Aim of the exercise: Each entry below should be echoed exactly, with pictures omitted.

Given records:
********
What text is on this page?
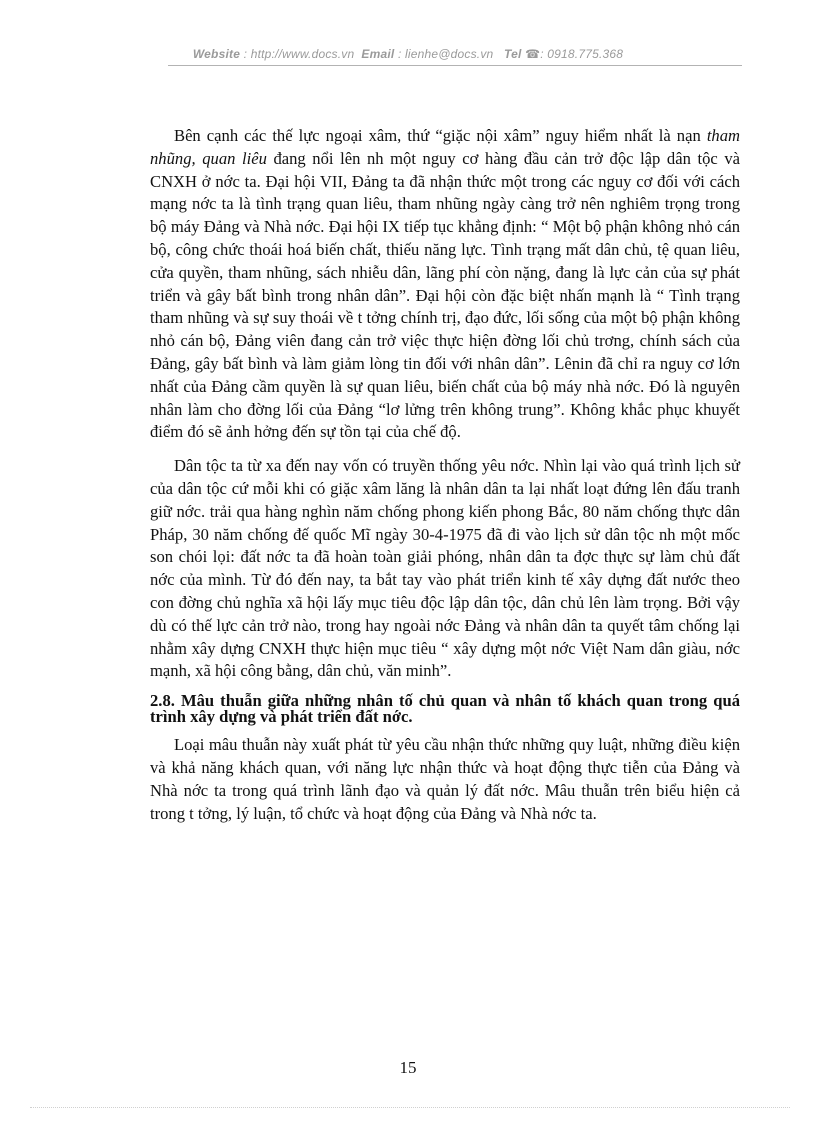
Website : http://www.docs.vn Email : lienhe@docs.vn Tel ☎: 0918.775.368

Bên cạnh các thế lực ngoại xâm, thứ “giặc nội xâm” nguy hiểm nhất là nạn tham nhũng, quan liêu đang nổi lên nh một nguy cơ hàng đầu cản trở độc lập dân tộc và CNXH ở nớc ta. Đại hội VII, Đảng ta đã nhận thức một trong các nguy cơ đối với cách mạng nớc ta là tình trạng quan liêu, tham nhũng ngày càng trở nên nghiêm trọng trong bộ máy Đảng và Nhà nớc. Đại hội IX tiếp tục khẳng định: “ Một bộ phận không nhỏ cán bộ, công chức thoái hoá biến chất, thiếu năng lực. Tình trạng mất dân chủ, tệ quan liêu, cửa quyền, tham nhũng, sách nhiễu dân, lãng phí còn nặng, đang là lực cản của sự phát triển và gây bất bình trong nhân dân”. Đại hội còn đặc biệt nhấn mạnh là “ Tình trạng tham nhũng và sự suy thoái về t tởng chính trị, đạo đức, lối sống của một bộ phận không nhỏ cán bộ, Đảng viên đang cản trở việc thực hiện đờng lối chủ trơng, chính sách của Đảng, gây bất bình và làm giảm lòng tin đối với nhân dân”. Lênin đã chỉ ra nguy cơ lớn nhất của Đảng cầm quyền là sự quan liêu, biến chất của bộ máy nhà nớc. Đó là nguyên nhân làm cho đờng lối của Đảng “lơ lửng trên không trung”. Không khắc phục khuyết điểm đó sẽ ảnh hởng đến sự tồn tại của chế độ.

Dân tộc ta từ xa đến nay vốn có truyền thống yêu nớc. Nhìn lại vào quá trình lịch sử của dân tộc cứ mỗi khi có giặc xâm lăng là nhân dân ta lại nhất loạt đứng lên đấu tranh giữ nớc. trải qua hàng nghìn năm chống phong kiến phong Bắc, 80 năm chống thực dân Pháp, 30 năm chống đế quốc Mĩ ngày 30-4-1975 đã đi vào lịch sử dân tộc nh một mốc son chói lọi: đất nớc ta đã hoàn toàn giải phóng, nhân dân ta đợc thực sự làm chủ đất nớc của mình. Từ đó đến nay, ta bắt tay vào phát triển kinh tế xây dựng đất nước theo con đờng chủ nghĩa xã hội lấy mục tiêu độc lập dân tộc, dân chủ lên làm trọng. Bởi vậy dù có thế lực cản trở nào, trong hay ngoài nớc Đảng và nhân dân ta quyết tâm chống lại nhằm xây dựng CNXH thực hiện mục tiêu “ xây dựng một nớc Việt Nam dân giàu, nớc mạnh, xã hội công bằng, dân chủ, văn minh”.

2.8. Mâu thuẫn giữa những nhân tố chủ quan và nhân tố khách quan trong quá trình xây dựng và phát triển đất nớc.

Loại mâu thuẫn này xuất phát từ yêu cầu nhận thức những quy luật, những điều kiện và khả năng khách quan, với năng lực nhận thức và hoạt động thực tiễn của Đảng và Nhà nớc ta trong quá trình lãnh đạo và quản lý đất nớc. Mâu thuẫn trên biểu hiện cả trong t tởng, lý luận, tổ chức và hoạt động của Đảng và Nhà nớc ta.

15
********
Answer below:
What text is on this page?
Website : http://www.docs.vn Email : lienhe@docs.vn Tel ☎: 0918.775.368

Bên cạnh các thế lực ngoại xâm, thứ “giặc nội xâm” nguy hiểm nhất là nạn tham nhũng, quan liêu đang nổi lên nh một nguy cơ hàng đầu cản trở độc lập dân tộc và CNXH ở nớc ta. Đại hội VII, Đảng ta đã nhận thức một trong các nguy cơ đối với cách mạng nớc ta là tình trạng quan liêu, tham nhũng ngày càng trở nên nghiêm trọng trong bộ máy Đảng và Nhà nớc. Đại hội IX tiếp tục khẳng định: “ Một bộ phận không nhỏ cán bộ, công chức thoái hoá biến chất, thiếu năng lực. Tình trạng mất dân chủ, tệ quan liêu, cửa quyền, tham nhũng, sách nhiễu dân, lãng phí còn nặng, đang là lực cản của sự phát triển và gây bất bình trong nhân dân”. Đại hội còn đặc biệt nhấn mạnh là “ Tình trạng tham nhũng và sự suy thoái về t tởng chính trị, đạo đức, lối sống của một bộ phận không nhỏ cán bộ, Đảng viên đang cản trở việc thực hiện đờng lối chủ trơng, chính sách của Đảng, gây bất bình và làm giảm lòng tin đối với nhân dân”. Lênin đã chỉ ra nguy cơ lớn nhất của Đảng cầm quyền là sự quan liêu, biến chất của bộ máy nhà nớc. Đó là nguyên nhân làm cho đờng lối của Đảng “lơ lửng trên không trung”. Không khắc phục khuyết điểm đó sẽ ảnh hởng đến sự tồn tại của chế độ.

Dân tộc ta từ xa đến nay vốn có truyền thống yêu nớc. Nhìn lại vào quá trình lịch sử của dân tộc cứ mỗi khi có giặc xâm lăng là nhân dân ta lại nhất loạt đứng lên đấu tranh giữ nớc. trải qua hàng nghìn năm chống phong kiến phong Bắc, 80 năm chống thực dân Pháp, 30 năm chống đế quốc Mĩ ngày 30-4-1975 đã đi vào lịch sử dân tộc nh một mốc son chói lọi: đất nớc ta đã hoàn toàn giải phóng, nhân dân ta đợc thực sự làm chủ đất nớc của mình. Từ đó đến nay, ta bắt tay vào phát triển kinh tế xây dựng đất nước theo con đờng chủ nghĩa xã hội lấy mục tiêu độc lập dân tộc, dân chủ lên làm trọng. Bởi vậy dù có thế lực cản trở nào, trong hay ngoài nớc Đảng và nhân dân ta quyết tâm chống lại nhằm xây dựng CNXH thực hiện mục tiêu “ xây dựng một nớc Việt Nam dân giàu, nớc mạnh, xã hội công bằng, dân chủ, văn minh”.

2.8. Mâu thuẫn giữa những nhân tố chủ quan và nhân tố khách quan trong quá trình xây dựng và phát triển đất nớc.

Loại mâu thuẫn này xuất phát từ yêu cầu nhận thức những quy luật, những điều kiện và khả năng khách quan, với năng lực nhận thức và hoạt động thực tiễn của Đảng và Nhà nớc ta trong quá trình lãnh đạo và quản lý đất nớc. Mâu thuẫn trên biểu hiện cả trong t tởng, lý luận, tổ chức và hoạt động của Đảng và Nhà nớc ta.

15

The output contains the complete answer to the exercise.